Work required: Of all the lines in the material, how many include the word "Simulated"? Reply with the number alone.

Input material:
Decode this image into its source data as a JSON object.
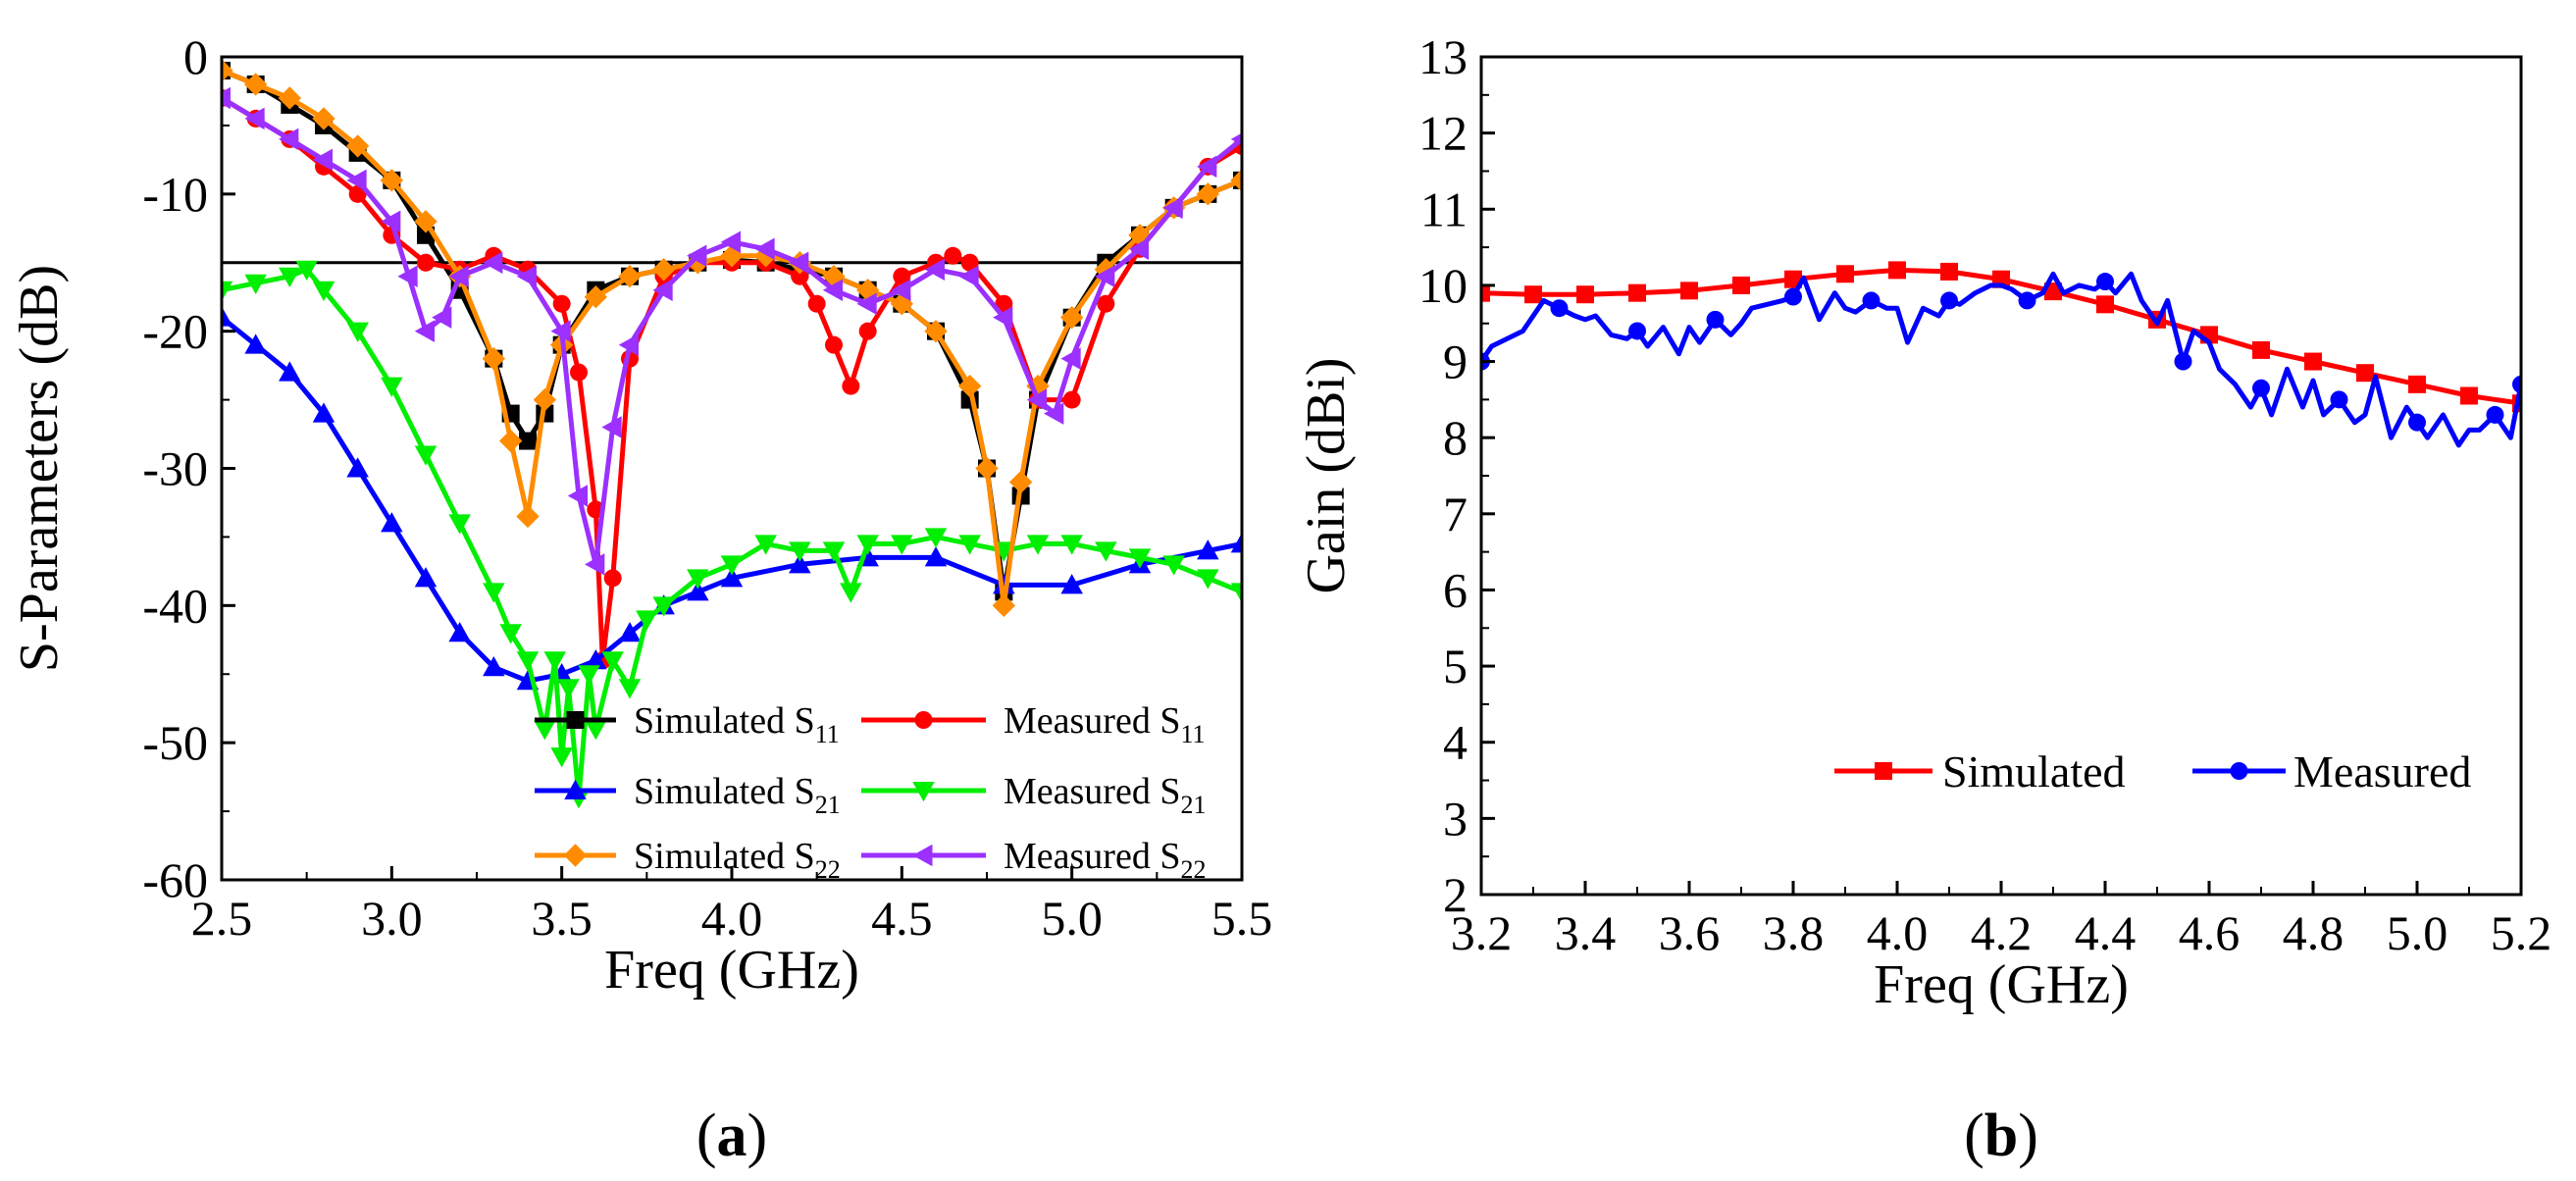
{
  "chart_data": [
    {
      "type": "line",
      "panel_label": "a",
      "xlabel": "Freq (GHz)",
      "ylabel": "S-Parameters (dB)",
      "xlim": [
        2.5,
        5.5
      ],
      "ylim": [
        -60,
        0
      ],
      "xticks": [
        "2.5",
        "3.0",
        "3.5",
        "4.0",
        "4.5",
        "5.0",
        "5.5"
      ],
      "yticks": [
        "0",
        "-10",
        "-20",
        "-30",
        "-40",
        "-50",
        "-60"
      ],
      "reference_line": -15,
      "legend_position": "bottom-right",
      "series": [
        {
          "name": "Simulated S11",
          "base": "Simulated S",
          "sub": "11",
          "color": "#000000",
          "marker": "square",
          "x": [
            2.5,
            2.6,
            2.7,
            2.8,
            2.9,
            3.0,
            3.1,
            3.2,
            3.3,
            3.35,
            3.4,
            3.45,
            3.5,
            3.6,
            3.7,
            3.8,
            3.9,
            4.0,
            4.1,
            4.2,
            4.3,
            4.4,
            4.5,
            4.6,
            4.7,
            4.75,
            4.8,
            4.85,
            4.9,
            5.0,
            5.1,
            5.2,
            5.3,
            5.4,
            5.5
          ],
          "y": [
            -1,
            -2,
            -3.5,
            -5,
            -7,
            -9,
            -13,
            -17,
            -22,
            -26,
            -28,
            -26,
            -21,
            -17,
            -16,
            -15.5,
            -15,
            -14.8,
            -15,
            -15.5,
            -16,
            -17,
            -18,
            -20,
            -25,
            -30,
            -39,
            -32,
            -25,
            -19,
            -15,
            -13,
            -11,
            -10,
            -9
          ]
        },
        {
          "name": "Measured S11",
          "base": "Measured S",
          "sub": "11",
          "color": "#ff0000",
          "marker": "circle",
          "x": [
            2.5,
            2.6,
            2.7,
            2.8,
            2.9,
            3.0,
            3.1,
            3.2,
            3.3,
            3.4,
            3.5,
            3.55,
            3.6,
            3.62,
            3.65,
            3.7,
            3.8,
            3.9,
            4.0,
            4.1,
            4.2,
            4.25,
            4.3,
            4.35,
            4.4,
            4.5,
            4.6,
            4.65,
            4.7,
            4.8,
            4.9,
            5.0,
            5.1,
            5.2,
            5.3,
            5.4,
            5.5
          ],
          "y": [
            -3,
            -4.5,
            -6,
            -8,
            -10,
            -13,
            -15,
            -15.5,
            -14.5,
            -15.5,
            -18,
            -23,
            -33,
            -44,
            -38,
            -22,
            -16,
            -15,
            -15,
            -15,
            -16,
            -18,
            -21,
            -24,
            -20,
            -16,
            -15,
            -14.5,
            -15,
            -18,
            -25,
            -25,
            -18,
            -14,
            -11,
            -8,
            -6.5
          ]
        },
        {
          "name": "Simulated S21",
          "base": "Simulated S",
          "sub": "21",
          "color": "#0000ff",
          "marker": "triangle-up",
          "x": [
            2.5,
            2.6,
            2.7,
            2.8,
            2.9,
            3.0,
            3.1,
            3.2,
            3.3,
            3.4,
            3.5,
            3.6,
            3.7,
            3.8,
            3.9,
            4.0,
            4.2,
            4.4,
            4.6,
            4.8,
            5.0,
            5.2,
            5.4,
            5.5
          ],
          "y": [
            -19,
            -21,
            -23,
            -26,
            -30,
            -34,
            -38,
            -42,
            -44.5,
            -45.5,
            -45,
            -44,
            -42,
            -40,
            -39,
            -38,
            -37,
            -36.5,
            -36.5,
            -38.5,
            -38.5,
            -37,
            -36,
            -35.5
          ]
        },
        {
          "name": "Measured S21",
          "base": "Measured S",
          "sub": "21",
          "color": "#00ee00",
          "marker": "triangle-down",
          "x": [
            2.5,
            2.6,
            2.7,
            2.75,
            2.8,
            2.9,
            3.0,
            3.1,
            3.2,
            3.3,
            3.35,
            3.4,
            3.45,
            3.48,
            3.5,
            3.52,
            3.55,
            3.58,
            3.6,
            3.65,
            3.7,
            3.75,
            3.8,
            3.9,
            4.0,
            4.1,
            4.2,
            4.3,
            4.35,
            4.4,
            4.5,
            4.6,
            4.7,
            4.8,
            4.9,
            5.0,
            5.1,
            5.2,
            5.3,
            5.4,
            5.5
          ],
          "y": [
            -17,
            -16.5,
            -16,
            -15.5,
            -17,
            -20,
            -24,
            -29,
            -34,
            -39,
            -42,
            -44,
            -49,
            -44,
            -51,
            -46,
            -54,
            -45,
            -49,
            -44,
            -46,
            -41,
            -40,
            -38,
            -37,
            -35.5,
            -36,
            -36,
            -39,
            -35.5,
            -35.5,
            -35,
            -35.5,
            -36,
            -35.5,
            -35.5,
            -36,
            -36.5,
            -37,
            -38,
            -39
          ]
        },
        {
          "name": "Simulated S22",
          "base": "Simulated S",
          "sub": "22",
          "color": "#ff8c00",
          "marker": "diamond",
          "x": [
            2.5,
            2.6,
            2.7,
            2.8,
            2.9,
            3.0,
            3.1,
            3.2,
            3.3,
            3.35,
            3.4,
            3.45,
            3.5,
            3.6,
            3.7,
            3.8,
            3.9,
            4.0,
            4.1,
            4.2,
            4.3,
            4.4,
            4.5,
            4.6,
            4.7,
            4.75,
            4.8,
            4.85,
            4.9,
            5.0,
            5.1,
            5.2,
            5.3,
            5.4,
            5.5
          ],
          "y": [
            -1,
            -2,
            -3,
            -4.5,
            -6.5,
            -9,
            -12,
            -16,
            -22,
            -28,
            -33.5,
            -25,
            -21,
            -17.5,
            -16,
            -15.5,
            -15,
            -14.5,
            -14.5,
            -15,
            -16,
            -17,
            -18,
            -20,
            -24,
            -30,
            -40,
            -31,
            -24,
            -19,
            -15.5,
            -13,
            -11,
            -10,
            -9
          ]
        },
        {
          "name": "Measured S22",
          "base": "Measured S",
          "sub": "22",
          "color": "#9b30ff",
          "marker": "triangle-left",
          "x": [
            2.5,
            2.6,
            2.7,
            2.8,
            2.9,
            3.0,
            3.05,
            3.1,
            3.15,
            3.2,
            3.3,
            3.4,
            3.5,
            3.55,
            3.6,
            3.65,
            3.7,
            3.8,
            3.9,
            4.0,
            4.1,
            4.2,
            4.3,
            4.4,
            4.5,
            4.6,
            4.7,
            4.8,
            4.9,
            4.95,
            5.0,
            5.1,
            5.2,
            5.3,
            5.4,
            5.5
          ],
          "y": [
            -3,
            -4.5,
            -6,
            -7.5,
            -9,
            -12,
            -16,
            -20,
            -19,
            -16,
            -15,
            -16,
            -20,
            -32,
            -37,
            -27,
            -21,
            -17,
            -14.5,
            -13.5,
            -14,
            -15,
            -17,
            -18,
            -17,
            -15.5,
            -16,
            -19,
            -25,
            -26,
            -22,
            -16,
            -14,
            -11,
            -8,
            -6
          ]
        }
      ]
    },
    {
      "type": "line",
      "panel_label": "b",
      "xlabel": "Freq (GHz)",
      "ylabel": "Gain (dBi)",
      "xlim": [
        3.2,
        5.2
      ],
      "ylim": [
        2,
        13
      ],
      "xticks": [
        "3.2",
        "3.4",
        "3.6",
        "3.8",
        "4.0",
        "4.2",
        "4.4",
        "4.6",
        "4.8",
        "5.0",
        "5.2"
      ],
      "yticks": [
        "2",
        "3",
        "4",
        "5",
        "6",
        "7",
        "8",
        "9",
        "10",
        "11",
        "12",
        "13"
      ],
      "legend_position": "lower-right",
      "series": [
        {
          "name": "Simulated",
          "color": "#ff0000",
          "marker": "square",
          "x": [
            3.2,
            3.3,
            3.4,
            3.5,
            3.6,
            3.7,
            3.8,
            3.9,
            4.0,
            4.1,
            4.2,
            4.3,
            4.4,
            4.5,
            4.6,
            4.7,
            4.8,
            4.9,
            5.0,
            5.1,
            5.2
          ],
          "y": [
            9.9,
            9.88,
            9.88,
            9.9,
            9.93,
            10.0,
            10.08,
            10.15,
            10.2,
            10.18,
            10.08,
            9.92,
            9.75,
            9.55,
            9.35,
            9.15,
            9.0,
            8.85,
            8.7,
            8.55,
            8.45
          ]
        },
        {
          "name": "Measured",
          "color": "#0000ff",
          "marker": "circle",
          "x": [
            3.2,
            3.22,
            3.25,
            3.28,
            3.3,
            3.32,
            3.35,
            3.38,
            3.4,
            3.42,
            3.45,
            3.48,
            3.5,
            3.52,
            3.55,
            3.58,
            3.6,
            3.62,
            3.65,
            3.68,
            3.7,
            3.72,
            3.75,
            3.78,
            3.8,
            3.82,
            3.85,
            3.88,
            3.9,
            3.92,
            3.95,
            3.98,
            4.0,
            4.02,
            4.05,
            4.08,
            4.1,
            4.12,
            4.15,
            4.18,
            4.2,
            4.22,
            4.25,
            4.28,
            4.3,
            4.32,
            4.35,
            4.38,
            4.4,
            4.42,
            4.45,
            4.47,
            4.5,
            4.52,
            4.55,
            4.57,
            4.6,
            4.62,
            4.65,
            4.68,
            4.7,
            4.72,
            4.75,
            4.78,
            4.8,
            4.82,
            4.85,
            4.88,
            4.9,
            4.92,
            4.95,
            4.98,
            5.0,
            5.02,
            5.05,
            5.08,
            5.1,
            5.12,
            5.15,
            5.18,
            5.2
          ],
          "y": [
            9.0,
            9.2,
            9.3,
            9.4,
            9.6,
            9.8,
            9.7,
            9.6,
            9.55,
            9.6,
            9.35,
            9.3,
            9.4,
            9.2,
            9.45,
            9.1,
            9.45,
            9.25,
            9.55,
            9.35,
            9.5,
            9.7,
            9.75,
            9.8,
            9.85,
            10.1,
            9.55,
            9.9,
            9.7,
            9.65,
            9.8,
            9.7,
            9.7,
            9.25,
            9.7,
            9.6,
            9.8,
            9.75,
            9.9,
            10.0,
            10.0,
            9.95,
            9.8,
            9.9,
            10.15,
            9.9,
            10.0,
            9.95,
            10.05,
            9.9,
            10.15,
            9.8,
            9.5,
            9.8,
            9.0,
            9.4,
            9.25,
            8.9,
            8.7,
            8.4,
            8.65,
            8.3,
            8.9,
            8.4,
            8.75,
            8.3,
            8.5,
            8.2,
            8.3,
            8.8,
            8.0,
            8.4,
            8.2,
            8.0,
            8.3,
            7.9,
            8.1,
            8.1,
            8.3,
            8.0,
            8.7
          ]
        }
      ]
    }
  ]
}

Solution to this task: 7